[Stored data entries]
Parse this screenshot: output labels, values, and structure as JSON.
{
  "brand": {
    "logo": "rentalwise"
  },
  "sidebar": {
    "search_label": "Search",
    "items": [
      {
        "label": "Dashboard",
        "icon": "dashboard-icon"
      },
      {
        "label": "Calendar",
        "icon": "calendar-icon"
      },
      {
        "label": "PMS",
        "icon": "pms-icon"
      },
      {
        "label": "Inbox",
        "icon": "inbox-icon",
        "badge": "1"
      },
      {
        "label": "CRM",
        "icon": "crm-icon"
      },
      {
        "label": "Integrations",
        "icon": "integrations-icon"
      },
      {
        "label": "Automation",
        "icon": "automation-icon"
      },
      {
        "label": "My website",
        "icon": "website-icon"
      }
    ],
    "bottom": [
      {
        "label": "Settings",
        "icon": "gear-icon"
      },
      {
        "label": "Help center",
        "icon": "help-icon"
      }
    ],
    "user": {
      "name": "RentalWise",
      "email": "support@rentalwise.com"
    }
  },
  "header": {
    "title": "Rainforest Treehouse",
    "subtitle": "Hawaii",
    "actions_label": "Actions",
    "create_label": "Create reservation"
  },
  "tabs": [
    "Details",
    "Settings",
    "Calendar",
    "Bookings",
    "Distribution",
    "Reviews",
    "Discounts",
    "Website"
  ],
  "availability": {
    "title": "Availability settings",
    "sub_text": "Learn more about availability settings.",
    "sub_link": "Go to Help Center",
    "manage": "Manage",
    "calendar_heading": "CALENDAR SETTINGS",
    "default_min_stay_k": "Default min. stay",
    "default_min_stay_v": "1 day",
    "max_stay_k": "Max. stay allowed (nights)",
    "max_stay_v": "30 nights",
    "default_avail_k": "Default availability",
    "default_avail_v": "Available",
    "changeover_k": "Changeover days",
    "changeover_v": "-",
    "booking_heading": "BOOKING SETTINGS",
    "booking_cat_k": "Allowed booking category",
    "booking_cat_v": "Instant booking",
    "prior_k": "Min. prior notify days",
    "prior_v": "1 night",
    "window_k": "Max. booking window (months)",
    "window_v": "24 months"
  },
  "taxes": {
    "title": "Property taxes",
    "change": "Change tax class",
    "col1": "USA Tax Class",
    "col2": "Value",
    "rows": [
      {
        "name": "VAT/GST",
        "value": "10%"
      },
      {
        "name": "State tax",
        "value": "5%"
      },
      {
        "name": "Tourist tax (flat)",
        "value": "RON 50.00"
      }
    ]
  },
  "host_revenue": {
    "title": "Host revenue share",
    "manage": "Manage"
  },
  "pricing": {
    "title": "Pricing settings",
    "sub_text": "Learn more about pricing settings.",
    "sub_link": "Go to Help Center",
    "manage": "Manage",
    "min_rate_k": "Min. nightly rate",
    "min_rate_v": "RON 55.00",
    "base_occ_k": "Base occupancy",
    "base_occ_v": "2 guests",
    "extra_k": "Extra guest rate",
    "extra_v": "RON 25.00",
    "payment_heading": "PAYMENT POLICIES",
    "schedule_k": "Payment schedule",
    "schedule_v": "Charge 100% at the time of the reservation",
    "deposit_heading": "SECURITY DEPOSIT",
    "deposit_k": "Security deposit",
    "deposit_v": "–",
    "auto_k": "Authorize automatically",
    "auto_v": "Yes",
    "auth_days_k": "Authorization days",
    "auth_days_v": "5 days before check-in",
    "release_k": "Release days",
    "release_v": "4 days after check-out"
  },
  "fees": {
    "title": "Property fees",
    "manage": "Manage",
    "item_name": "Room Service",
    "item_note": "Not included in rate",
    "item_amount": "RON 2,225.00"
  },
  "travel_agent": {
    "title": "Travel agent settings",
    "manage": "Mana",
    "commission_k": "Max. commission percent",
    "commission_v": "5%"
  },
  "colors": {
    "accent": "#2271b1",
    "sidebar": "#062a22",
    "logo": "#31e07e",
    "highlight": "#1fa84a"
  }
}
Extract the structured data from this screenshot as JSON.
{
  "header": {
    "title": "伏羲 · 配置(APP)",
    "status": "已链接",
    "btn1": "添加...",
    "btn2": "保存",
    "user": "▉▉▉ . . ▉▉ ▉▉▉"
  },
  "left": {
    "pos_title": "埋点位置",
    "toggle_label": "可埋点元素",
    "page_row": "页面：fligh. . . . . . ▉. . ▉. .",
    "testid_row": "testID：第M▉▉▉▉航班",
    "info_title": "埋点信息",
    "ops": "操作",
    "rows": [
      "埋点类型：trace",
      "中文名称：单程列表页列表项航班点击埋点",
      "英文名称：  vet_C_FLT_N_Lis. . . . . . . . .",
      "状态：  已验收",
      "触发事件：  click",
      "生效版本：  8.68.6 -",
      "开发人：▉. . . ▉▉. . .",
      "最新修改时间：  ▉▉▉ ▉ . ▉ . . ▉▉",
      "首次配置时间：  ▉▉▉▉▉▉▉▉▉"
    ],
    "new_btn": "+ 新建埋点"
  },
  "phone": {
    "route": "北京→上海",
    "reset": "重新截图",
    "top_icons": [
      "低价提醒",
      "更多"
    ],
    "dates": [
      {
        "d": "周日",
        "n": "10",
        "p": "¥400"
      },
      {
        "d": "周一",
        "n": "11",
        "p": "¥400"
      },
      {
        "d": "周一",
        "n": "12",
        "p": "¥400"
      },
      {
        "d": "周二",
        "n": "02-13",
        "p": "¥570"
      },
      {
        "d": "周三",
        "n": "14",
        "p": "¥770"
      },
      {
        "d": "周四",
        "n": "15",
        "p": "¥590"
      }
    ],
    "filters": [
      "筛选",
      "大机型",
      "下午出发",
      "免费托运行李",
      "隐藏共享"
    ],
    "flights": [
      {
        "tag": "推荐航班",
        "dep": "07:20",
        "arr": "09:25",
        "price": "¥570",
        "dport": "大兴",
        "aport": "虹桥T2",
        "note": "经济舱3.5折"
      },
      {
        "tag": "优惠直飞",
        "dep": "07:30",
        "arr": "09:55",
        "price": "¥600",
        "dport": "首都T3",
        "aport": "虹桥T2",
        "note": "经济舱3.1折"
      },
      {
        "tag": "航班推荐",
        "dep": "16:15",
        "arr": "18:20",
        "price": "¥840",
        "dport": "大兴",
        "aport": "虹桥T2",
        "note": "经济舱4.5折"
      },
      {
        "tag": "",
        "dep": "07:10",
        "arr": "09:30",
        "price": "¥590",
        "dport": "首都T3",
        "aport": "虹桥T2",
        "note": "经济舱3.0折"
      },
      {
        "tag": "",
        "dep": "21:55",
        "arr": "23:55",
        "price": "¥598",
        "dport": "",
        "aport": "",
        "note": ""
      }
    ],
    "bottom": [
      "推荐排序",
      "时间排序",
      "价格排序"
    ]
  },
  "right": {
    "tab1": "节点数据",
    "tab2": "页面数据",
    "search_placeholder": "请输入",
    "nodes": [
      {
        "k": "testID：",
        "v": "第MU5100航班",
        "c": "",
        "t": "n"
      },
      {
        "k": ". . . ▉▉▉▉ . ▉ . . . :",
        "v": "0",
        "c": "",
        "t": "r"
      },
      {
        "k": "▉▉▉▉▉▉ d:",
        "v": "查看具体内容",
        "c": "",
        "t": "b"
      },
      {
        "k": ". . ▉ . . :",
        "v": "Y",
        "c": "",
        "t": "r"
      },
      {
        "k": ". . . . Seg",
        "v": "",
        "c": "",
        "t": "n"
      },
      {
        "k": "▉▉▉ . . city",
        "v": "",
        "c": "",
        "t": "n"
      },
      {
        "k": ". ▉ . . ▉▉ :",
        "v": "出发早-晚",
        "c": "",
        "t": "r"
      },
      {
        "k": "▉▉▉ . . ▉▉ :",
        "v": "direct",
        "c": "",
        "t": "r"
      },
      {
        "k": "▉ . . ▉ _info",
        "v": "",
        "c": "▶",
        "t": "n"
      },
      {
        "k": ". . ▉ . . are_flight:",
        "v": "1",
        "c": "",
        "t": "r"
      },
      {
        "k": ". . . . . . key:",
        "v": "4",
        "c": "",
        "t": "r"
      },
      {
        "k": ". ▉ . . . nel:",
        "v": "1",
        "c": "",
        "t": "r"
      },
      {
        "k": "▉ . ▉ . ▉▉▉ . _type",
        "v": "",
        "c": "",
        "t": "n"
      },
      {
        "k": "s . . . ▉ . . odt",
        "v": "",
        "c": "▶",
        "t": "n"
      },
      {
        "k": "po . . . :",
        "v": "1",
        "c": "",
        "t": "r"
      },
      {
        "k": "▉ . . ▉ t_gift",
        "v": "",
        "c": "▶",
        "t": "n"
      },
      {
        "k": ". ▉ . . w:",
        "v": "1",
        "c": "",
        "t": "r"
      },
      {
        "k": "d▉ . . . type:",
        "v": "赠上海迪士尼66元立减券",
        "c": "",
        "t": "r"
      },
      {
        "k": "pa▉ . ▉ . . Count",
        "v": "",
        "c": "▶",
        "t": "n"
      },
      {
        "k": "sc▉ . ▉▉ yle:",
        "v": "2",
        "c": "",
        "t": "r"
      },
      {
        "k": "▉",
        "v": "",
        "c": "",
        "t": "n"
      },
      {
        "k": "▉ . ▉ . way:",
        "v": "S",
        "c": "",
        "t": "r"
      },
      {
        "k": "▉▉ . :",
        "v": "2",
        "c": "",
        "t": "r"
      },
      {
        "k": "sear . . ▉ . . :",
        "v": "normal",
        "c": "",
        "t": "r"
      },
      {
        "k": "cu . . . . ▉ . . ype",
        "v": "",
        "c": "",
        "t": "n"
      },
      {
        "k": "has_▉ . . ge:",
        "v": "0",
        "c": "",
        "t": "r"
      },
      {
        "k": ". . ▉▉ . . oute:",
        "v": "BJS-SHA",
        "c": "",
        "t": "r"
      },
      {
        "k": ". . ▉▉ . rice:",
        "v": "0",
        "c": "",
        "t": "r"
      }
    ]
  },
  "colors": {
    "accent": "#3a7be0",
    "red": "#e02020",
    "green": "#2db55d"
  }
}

Task:
Only lines with "more" are wanted here; list each of them.

Response for this exercise:
    "sub_text": "Learn more about availability settings.",
    "sub_text": "Learn more about pricing settings.",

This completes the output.